### TASK INSTRUCTIONS
All of the material below is to be repeated exactly.

### ENTRIES PROVIDED
--- BEGIN ---
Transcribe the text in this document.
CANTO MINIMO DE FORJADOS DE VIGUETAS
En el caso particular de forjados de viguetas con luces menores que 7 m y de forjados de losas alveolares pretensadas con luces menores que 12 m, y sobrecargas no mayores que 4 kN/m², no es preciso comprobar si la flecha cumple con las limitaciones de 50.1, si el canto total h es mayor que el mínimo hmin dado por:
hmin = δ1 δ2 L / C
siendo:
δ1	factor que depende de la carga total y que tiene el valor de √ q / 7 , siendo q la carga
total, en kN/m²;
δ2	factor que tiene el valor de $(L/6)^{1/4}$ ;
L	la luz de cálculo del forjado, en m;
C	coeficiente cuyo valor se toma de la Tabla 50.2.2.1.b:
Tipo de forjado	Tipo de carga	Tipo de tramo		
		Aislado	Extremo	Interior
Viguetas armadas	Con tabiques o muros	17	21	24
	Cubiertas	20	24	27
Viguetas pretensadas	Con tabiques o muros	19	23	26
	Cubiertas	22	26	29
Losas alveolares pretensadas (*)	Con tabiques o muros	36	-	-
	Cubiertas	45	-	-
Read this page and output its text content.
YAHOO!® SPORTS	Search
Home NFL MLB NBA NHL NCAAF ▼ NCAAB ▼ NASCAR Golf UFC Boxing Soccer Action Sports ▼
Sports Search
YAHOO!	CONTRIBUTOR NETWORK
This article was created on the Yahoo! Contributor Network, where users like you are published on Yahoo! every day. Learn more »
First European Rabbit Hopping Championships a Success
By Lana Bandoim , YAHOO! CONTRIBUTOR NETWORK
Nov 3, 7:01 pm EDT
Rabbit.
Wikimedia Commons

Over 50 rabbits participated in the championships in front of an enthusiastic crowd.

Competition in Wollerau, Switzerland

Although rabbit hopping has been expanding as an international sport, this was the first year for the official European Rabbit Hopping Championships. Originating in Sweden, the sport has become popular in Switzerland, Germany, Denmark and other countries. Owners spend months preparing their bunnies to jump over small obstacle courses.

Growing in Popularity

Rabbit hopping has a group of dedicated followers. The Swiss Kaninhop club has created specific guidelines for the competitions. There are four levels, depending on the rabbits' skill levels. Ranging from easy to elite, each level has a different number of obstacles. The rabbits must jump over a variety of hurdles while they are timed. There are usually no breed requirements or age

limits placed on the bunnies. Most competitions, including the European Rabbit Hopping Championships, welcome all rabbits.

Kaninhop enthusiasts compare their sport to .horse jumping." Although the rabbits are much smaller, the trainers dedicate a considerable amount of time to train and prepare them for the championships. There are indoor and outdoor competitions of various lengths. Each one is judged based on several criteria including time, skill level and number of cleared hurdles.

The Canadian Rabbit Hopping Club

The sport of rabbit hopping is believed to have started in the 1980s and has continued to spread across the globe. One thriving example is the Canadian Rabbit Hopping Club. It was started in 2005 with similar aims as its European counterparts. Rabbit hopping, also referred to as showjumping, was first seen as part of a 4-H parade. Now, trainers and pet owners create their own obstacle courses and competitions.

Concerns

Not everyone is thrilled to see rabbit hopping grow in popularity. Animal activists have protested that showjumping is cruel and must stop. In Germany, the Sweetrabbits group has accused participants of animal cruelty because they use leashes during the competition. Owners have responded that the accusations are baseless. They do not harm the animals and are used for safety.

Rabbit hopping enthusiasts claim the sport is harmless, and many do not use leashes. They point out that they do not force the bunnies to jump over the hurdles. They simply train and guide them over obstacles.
--- END ---
### THE SOLUTION
Transcribe the text in this document.
CANTO MINIMO DE FORJADOS DE VIGUETAS
En el caso particular de forjados de viguetas con luces menores que 7 m y de forjados de losas alveolares pretensadas con luces menores que 12 m, y sobrecargas no mayores que 4 kN/m², no es preciso comprobar si la flecha cumple con las limitaciones de 50.1, si el canto total h es mayor que el mínimo hmin dado por:
hmin = δ1 δ2 L / C
siendo:
δ1	factor que depende de la carga total y que tiene el valor de √ q / 7 , siendo q la carga
total, en kN/m²;
δ2	factor que tiene el valor de $(L/6)^{1/4}$ ;
L	la luz de cálculo del forjado, en m;
C	coeficiente cuyo valor se toma de la Tabla 50.2.2.1.b:
Tipo de forjado	Tipo de carga	Tipo de tramo		
		Aislado	Extremo	Interior
Viguetas armadas	Con tabiques o muros	17	21	24
	Cubiertas	20	24	27
Viguetas pretensadas	Con tabiques o muros	19	23	26
	Cubiertas	22	26	29
Losas alveolares pretensadas (*)	Con tabiques o muros	36	-	-
	Cubiertas	45	-	-
Read this page and output its text content.
YAHOO!® SPORTS	Search
Home NFL MLB NBA NHL NCAAF ▼ NCAAB ▼ NASCAR Golf UFC Boxing Soccer Action Sports ▼
Sports Search
YAHOO!	CONTRIBUTOR NETWORK
This article was created on the Yahoo! Contributor Network, where users like you are published on Yahoo! every day. Learn more »
First European Rabbit Hopping Championships a Success
By Lana Bandoim , YAHOO! CONTRIBUTOR NETWORK
Nov 3, 7:01 pm EDT
Rabbit.
Wikimedia Commons

Over 50 rabbits participated in the championships in front of an enthusiastic crowd.

Competition in Wollerau, Switzerland

Although rabbit hopping has been expanding as an international sport, this was the first year for the official European Rabbit Hopping Championships. Originating in Sweden, the sport has become popular in Switzerland, Germany, Denmark and other countries. Owners spend months preparing their bunnies to jump over small obstacle courses.

Growing in Popularity

Rabbit hopping has a group of dedicated followers. The Swiss Kaninhop club has created specific guidelines for the competitions. There are four levels, depending on the rabbits' skill levels. Ranging from easy to elite, each level has a different number of obstacles. The rabbits must jump over a variety of hurdles while they are timed. There are usually no breed requirements or age

limits placed on the bunnies. Most competitions, including the European Rabbit Hopping Championships, welcome all rabbits.

Kaninhop enthusiasts compare their sport to .horse jumping." Although the rabbits are much smaller, the trainers dedicate a considerable amount of time to train and prepare them for the championships. There are indoor and outdoor competitions of various lengths. Each one is judged based on several criteria including time, skill level and number of cleared hurdles.

The Canadian Rabbit Hopping Club

The sport of rabbit hopping is believed to have started in the 1980s and has continued to spread across the globe. One thriving example is the Canadian Rabbit Hopping Club. It was started in 2005 with similar aims as its European counterparts. Rabbit hopping, also referred to as showjumping, was first seen as part of a 4-H parade. Now, trainers and pet owners create their own obstacle courses and competitions.

Concerns

Not everyone is thrilled to see rabbit hopping grow in popularity. Animal activists have protested that showjumping is cruel and must stop. In Germany, the Sweetrabbits group has accused participants of animal cruelty because they use leashes during the competition. Owners have responded that the accusations are baseless. They do not harm the animals and are used for safety.

Rabbit hopping enthusiasts claim the sport is harmless, and many do not use leashes. They point out that they do not force the bunnies to jump over the hurdles. They simply train and guide them over obstacles.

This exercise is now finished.